▸ **Work to be completed**:
Show each line of the listing in which the word "ylabel" occurs.

▬▬▬▬▬▬▬▬▬▬

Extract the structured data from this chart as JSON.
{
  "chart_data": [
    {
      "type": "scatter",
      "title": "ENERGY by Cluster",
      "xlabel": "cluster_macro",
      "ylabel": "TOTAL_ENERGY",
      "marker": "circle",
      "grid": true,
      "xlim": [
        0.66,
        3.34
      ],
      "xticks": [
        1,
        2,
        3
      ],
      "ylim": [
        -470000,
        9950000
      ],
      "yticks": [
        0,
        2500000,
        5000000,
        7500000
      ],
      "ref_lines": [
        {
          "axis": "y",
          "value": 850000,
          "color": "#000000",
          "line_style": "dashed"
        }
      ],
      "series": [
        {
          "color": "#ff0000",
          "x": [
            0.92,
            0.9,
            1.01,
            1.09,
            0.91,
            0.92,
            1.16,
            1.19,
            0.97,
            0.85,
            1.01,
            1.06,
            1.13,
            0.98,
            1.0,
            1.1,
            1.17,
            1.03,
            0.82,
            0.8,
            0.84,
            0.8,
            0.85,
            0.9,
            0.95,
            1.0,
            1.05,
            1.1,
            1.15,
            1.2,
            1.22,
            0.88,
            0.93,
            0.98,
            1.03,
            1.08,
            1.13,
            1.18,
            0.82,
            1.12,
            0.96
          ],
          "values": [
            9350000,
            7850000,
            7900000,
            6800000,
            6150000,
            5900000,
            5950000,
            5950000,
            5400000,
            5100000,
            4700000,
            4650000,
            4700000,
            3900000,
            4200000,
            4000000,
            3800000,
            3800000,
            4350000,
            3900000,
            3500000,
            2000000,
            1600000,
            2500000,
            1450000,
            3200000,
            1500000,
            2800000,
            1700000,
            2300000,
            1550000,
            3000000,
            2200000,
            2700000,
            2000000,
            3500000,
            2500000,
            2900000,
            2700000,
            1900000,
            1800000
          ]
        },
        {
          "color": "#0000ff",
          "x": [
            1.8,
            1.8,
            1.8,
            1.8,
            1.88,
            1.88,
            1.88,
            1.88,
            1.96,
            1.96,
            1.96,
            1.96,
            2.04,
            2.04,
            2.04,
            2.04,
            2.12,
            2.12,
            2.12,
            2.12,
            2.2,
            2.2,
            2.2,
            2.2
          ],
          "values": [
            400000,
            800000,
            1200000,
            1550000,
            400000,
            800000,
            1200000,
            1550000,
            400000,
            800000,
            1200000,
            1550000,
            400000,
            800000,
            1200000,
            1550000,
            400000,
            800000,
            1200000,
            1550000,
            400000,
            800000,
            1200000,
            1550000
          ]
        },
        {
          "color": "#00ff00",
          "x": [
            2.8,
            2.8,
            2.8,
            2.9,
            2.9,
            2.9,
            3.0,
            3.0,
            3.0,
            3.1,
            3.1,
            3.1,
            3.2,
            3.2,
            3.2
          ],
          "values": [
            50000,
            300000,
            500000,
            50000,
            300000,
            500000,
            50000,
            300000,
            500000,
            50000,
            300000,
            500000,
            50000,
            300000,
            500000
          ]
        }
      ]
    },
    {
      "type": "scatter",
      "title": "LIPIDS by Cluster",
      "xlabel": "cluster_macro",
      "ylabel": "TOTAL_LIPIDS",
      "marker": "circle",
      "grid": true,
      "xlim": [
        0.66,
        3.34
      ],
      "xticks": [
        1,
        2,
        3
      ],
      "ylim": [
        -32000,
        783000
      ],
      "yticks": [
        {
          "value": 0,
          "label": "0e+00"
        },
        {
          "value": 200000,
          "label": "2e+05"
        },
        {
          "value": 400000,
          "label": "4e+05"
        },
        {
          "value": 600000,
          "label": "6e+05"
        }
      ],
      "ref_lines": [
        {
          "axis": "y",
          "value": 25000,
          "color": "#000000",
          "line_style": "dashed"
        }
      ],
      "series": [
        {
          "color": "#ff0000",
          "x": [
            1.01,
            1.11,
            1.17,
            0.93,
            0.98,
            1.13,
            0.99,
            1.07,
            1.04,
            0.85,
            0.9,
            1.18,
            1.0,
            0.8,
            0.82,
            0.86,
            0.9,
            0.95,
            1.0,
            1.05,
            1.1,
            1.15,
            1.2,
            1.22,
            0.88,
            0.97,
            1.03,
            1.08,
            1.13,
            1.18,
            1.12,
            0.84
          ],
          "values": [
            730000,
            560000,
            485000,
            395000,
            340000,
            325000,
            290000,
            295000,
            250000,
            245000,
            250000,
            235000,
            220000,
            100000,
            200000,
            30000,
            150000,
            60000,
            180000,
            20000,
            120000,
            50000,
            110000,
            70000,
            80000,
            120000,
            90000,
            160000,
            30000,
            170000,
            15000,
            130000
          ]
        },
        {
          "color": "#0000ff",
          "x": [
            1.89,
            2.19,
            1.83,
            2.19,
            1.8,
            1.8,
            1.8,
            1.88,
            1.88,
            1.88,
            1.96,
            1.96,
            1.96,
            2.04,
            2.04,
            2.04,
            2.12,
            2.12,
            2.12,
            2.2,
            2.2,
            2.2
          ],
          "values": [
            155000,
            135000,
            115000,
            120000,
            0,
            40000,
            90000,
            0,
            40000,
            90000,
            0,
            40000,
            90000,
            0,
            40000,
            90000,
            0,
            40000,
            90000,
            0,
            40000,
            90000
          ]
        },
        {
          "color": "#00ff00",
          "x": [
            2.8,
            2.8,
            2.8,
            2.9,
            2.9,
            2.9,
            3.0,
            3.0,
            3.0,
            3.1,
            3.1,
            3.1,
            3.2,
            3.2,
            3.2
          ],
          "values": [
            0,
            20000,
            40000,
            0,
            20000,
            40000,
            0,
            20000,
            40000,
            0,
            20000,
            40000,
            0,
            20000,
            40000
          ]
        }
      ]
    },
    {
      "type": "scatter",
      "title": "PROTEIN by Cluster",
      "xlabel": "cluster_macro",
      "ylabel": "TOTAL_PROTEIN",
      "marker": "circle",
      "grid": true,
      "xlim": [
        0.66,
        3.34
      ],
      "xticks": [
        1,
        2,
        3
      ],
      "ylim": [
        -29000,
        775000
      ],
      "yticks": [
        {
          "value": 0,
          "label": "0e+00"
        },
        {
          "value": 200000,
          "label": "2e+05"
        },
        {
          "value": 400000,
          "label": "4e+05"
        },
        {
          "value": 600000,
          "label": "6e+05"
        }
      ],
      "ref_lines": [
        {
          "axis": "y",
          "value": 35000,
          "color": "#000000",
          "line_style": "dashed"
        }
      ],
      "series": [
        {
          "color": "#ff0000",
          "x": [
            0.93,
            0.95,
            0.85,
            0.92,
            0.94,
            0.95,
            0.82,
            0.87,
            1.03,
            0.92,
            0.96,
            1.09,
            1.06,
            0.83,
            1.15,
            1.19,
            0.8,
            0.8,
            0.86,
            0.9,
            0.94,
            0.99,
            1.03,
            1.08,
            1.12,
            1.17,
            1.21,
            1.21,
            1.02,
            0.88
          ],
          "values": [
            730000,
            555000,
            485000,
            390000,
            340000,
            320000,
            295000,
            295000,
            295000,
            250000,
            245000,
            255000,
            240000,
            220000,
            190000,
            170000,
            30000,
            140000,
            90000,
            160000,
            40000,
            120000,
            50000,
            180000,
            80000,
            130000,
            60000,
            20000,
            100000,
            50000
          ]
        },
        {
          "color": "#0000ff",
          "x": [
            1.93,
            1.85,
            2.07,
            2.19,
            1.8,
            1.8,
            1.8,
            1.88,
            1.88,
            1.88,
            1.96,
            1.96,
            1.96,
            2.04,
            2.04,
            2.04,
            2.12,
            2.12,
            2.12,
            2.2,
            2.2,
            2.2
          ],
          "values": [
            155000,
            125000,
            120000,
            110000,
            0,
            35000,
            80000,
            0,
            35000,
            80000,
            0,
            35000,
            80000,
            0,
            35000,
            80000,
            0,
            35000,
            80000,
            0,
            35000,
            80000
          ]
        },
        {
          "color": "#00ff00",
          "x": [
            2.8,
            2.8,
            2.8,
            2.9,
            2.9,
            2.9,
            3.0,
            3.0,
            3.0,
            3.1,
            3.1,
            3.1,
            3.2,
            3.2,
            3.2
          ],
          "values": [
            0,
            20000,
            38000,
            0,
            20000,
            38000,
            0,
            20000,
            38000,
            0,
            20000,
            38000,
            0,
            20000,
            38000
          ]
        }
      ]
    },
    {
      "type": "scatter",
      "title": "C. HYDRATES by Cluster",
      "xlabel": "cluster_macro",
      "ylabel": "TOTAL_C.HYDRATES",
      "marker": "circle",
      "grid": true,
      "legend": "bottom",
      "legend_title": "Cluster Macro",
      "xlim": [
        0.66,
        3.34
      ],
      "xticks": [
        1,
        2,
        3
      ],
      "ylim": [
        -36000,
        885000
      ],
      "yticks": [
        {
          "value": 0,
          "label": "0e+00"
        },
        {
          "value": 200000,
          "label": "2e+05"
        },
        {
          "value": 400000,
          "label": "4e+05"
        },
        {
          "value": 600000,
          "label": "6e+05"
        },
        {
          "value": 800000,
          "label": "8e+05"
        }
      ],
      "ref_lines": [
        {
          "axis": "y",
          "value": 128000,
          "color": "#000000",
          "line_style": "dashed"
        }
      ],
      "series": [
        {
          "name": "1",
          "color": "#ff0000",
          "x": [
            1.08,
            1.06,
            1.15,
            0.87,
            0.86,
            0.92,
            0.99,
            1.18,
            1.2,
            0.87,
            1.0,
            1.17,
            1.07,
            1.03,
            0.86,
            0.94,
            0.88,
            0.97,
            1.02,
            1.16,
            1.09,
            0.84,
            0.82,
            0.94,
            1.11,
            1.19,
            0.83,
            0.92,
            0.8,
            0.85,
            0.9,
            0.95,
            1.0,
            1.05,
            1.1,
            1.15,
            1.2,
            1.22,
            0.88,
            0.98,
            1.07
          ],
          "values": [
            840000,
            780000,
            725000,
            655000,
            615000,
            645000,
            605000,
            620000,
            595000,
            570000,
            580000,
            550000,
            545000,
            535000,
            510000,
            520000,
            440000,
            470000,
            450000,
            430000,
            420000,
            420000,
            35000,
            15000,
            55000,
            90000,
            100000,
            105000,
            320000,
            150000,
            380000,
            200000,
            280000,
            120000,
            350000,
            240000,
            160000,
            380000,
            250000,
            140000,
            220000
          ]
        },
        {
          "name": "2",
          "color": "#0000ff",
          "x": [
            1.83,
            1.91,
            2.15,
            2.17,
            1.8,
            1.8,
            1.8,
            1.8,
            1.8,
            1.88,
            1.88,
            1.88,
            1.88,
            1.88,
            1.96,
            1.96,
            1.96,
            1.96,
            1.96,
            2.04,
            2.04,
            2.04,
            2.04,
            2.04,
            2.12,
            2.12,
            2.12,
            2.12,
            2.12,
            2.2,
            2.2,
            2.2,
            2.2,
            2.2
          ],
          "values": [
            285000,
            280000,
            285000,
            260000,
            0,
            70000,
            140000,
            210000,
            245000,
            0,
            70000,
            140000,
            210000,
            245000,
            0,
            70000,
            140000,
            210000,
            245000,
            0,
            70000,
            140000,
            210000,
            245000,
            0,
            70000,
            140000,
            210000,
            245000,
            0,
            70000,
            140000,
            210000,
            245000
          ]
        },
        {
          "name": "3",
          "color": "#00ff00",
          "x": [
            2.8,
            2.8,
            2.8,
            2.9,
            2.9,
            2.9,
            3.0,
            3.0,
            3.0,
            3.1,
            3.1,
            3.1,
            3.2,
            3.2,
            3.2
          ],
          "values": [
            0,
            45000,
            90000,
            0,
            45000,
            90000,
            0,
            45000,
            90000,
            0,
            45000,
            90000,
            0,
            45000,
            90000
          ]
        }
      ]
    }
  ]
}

▬▬▬▬▬▬▬▬▬▬

▸ **Exercise output**:
      "ylabel": "TOTAL_ENERGY",
      "ylabel": "TOTAL_LIPIDS",
      "ylabel": "TOTAL_PROTEIN",
      "ylabel": "TOTAL_C.HYDRATES",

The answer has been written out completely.